— BEGIN Data extract —

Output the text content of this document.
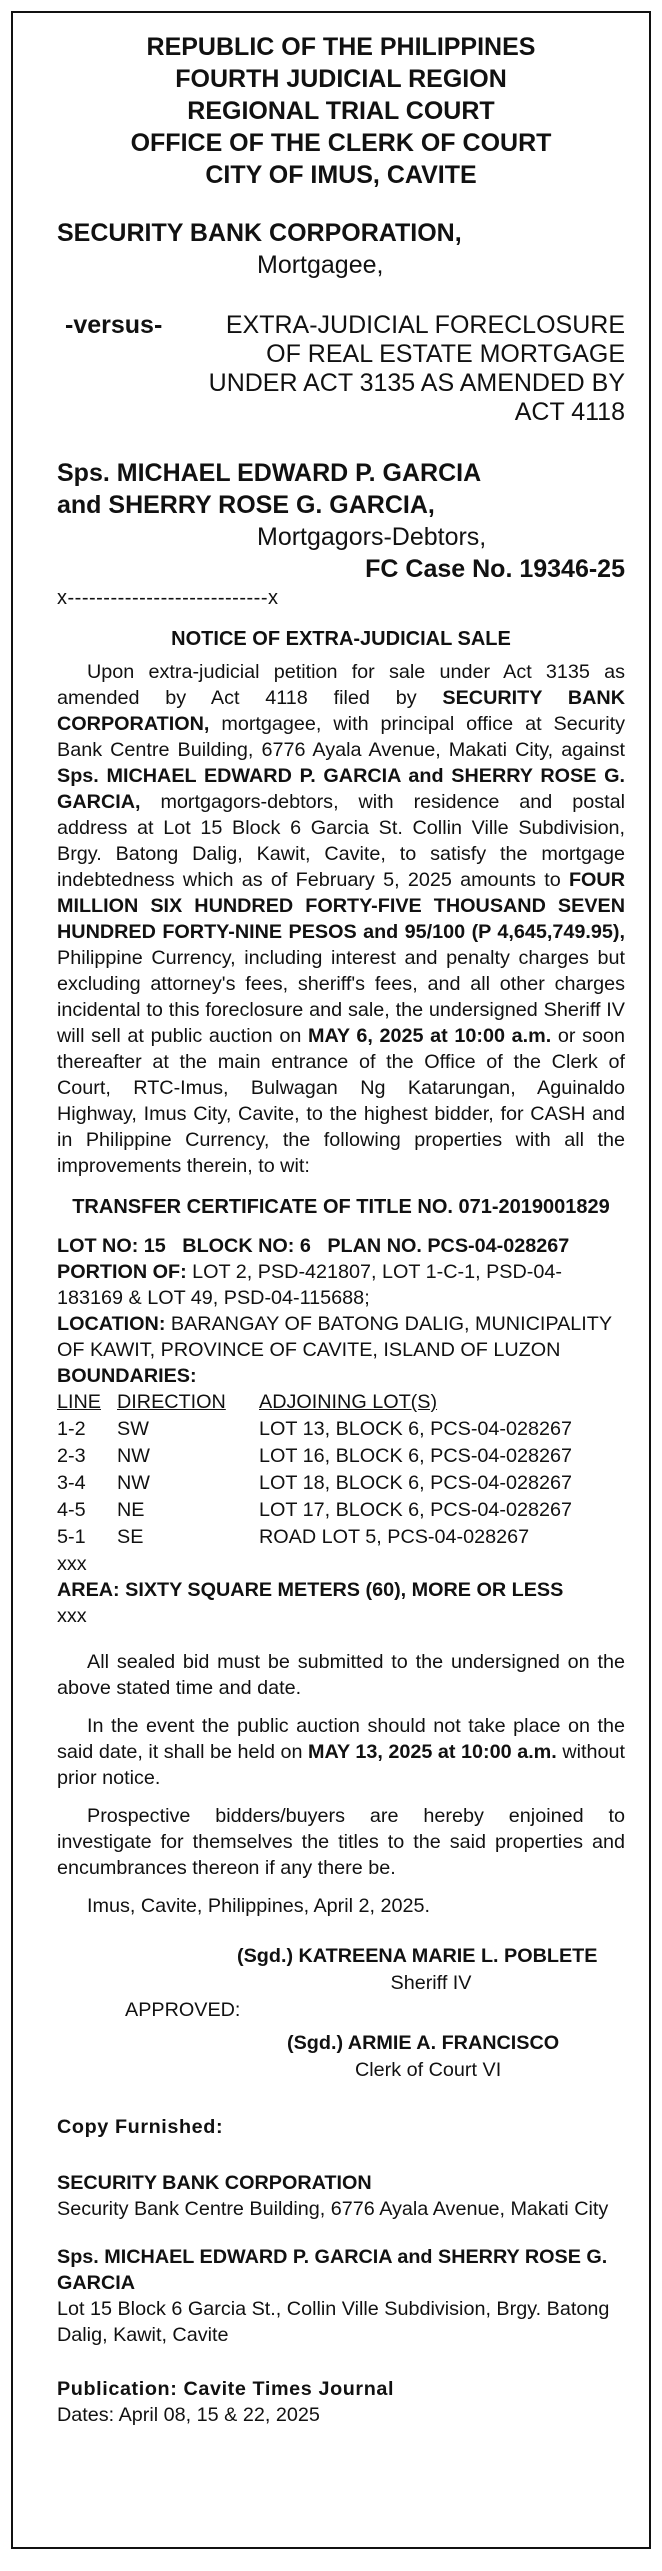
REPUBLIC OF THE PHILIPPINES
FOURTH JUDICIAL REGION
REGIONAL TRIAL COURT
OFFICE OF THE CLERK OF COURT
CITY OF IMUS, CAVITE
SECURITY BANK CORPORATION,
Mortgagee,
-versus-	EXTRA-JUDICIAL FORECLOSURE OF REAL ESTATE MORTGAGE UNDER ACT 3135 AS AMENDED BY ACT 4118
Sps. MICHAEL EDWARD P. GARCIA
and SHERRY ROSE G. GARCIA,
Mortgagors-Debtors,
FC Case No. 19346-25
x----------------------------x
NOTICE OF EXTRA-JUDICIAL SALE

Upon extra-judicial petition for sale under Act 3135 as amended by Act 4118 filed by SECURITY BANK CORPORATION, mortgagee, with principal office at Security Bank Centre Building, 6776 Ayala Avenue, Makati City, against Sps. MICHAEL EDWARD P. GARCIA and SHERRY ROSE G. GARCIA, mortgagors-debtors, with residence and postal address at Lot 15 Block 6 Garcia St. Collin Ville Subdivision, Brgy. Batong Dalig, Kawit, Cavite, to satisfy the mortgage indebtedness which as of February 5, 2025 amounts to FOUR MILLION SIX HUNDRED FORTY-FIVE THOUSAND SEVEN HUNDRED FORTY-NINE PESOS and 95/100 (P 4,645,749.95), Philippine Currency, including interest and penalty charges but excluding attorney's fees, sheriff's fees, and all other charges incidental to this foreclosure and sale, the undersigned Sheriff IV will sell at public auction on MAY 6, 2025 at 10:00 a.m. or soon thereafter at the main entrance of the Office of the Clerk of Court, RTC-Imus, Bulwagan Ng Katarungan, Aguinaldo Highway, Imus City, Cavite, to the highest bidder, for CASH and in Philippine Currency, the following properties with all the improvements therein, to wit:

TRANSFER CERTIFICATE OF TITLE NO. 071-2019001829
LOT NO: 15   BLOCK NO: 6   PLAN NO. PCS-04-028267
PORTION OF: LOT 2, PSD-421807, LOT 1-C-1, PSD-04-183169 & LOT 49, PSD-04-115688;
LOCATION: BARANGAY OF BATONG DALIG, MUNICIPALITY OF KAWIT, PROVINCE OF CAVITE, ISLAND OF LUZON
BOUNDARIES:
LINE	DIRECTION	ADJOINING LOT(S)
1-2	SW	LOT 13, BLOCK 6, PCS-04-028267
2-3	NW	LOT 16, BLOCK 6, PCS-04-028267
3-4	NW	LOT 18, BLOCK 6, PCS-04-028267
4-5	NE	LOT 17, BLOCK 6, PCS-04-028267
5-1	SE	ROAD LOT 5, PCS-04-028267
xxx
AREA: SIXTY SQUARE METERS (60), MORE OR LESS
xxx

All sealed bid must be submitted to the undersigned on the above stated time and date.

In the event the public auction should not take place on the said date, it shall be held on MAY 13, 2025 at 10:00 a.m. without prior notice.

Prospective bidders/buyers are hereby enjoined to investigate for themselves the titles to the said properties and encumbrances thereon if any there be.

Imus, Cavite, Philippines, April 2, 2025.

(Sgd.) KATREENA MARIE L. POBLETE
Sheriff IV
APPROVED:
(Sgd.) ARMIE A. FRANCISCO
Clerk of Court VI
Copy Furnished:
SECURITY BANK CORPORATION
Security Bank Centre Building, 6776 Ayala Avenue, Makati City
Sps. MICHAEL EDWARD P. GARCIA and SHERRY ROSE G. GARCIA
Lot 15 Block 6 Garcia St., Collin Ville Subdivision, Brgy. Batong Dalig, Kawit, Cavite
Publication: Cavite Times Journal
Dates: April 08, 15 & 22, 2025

— END Data extract —
— BEGIN Data extract —

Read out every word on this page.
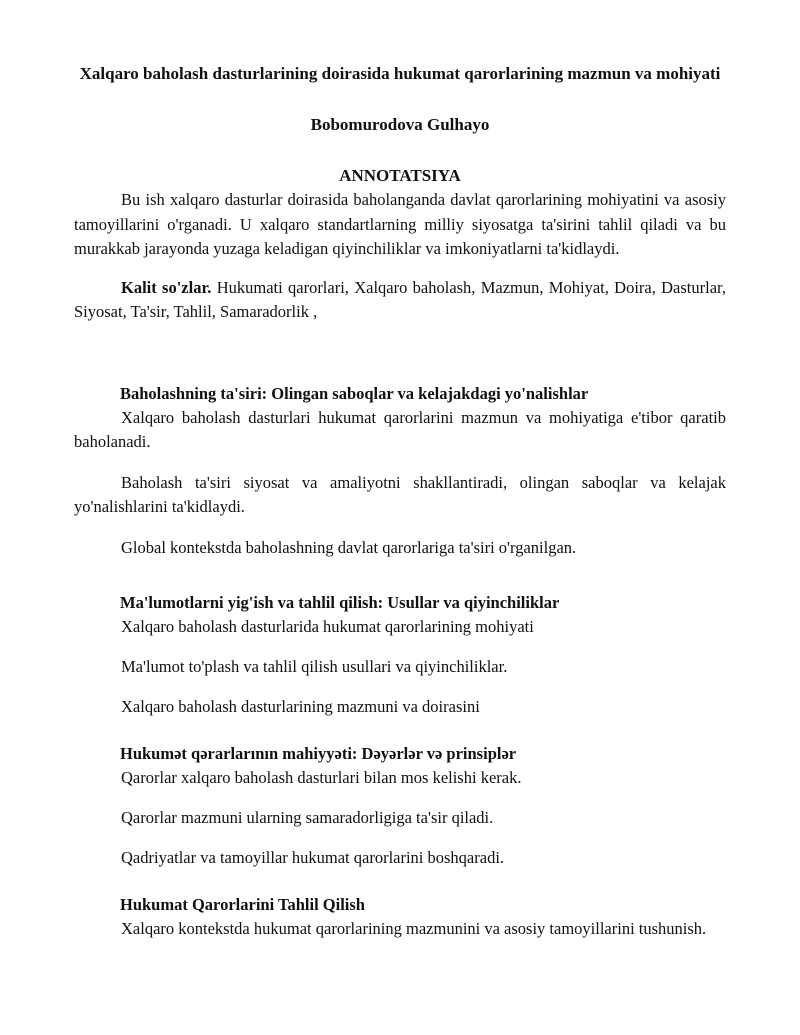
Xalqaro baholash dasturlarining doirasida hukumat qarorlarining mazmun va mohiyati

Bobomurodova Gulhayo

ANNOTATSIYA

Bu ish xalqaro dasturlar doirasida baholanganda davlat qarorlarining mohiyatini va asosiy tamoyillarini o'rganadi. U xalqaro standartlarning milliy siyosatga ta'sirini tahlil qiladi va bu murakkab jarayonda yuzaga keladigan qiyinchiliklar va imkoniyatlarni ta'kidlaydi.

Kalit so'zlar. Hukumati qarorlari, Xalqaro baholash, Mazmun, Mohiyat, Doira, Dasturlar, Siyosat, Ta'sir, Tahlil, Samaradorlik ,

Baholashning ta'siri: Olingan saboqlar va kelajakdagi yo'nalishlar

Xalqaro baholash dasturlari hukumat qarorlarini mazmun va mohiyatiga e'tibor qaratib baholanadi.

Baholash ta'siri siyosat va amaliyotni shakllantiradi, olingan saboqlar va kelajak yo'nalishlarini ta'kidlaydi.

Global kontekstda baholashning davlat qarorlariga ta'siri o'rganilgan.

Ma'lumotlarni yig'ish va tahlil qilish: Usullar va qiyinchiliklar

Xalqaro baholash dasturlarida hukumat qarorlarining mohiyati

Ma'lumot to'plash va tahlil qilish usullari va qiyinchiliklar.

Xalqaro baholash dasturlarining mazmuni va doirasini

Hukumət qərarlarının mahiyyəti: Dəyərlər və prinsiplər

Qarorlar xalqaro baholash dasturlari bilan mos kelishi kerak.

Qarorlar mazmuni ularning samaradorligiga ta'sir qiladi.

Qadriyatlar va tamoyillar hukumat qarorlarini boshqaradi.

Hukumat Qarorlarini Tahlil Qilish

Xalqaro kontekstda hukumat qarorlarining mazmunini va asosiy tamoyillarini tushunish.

— END Data extract —

Aim of the exercise:
From the data above, copy each line where the string "davlat" appears.

Response to this task:
Bu ish xalqaro dasturlar doirasida baholanganda davlat qarorlarining mohiyatini va asosiy tamoyillarini o'rganadi. U xalqaro standartlarning milliy siyosatga ta'sirini tahlil qiladi va bu murakkab jarayonda yuzaga keladigan qiyinchiliklar va imkoniyatlarni ta'kidlaydi.
Global kontekstda baholashning davlat qarorlariga ta'siri o'rganilgan.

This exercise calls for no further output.